Instructions for the task:
Exactly reproduce each record listed below.
============================================================
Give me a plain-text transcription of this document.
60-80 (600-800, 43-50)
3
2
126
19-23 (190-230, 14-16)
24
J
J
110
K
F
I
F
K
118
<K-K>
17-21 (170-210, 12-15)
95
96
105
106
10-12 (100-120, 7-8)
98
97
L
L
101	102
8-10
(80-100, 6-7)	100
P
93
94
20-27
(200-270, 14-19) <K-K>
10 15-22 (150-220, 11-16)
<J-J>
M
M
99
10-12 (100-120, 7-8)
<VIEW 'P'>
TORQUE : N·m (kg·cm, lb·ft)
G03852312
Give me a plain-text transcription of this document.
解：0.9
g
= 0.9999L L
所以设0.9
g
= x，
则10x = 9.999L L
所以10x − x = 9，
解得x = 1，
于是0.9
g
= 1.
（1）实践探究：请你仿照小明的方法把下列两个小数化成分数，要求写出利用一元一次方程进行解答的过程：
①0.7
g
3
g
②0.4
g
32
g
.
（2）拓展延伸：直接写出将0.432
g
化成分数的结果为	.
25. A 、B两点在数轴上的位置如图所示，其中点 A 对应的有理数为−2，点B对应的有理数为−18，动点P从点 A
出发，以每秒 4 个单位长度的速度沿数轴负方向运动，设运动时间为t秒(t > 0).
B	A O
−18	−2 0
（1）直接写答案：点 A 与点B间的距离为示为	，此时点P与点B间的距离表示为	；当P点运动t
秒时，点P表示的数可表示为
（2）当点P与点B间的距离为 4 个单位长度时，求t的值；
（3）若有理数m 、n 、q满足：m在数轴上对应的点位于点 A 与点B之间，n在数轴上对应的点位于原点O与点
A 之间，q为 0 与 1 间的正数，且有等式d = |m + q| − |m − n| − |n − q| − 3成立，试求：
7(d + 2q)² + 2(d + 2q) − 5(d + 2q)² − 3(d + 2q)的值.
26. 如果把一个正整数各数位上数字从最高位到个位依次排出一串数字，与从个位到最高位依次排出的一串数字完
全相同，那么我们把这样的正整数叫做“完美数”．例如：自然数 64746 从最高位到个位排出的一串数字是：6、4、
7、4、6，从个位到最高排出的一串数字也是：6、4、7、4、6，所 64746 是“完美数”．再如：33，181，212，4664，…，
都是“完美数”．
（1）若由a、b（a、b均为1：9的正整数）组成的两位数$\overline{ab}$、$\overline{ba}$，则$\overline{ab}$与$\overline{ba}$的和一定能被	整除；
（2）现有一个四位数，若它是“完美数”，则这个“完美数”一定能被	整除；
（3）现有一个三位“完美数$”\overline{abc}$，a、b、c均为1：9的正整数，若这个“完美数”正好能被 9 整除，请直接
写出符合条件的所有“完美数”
============================================================
Result of the exercise:
Give me a plain-text transcription of this document.
60-80 (600-800, 43-50)
3
2
126
19-23 (190-230, 14-16)
24
J
J
110
K
F
I
F
K
118
<K-K>
17-21 (170-210, 12-15)
95
96
105
106
10-12 (100-120, 7-8)
98
97
L
L
101	102
8-10
(80-100, 6-7)	100
P
93
94
20-27
(200-270, 14-19) <K-K>
10 15-22 (150-220, 11-16)
<J-J>
M
M
99
10-12 (100-120, 7-8)
<VIEW 'P'>
TORQUE : N·m (kg·cm, lb·ft)
G03852312
Give me a plain-text transcription of this document.
解：0.9
g
= 0.9999L L
所以设0.9
g
= x，
则10x = 9.999L L
所以10x − x = 9，
解得x = 1，
于是0.9
g
= 1.
（1）实践探究：请你仿照小明的方法把下列两个小数化成分数，要求写出利用一元一次方程进行解答的过程：
①0.7
g
3
g
②0.4
g
32
g
.
（2）拓展延伸：直接写出将0.432
g
化成分数的结果为	.
25. A 、B两点在数轴上的位置如图所示，其中点 A 对应的有理数为−2，点B对应的有理数为−18，动点P从点 A
出发，以每秒 4 个单位长度的速度沿数轴负方向运动，设运动时间为t秒(t > 0).
B	A O
−18	−2 0
（1）直接写答案：点 A 与点B间的距离为示为	，此时点P与点B间的距离表示为	；当P点运动t
秒时，点P表示的数可表示为
（2）当点P与点B间的距离为 4 个单位长度时，求t的值；
（3）若有理数m 、n 、q满足：m在数轴上对应的点位于点 A 与点B之间，n在数轴上对应的点位于原点O与点
A 之间，q为 0 与 1 间的正数，且有等式d = |m + q| − |m − n| − |n − q| − 3成立，试求：
7(d + 2q)² + 2(d + 2q) − 5(d + 2q)² − 3(d + 2q)的值.
26. 如果把一个正整数各数位上数字从最高位到个位依次排出一串数字，与从个位到最高位依次排出的一串数字完
全相同，那么我们把这样的正整数叫做“完美数”．例如：自然数 64746 从最高位到个位排出的一串数字是：6、4、
7、4、6，从个位到最高排出的一串数字也是：6、4、7、4、6，所 64746 是“完美数”．再如：33，181，212，4664，…，
都是“完美数”．
（1）若由a、b（a、b均为1：9的正整数）组成的两位数$\overline{ab}$、$\overline{ba}$，则$\overline{ab}$与$\overline{ba}$的和一定能被	整除；
（2）现有一个四位数，若它是“完美数”，则这个“完美数”一定能被	整除；
（3）现有一个三位“完美数$”\overline{abc}$，a、b、c均为1：9的正整数，若这个“完美数”正好能被 9 整除，请直接
写出符合条件的所有“完美数”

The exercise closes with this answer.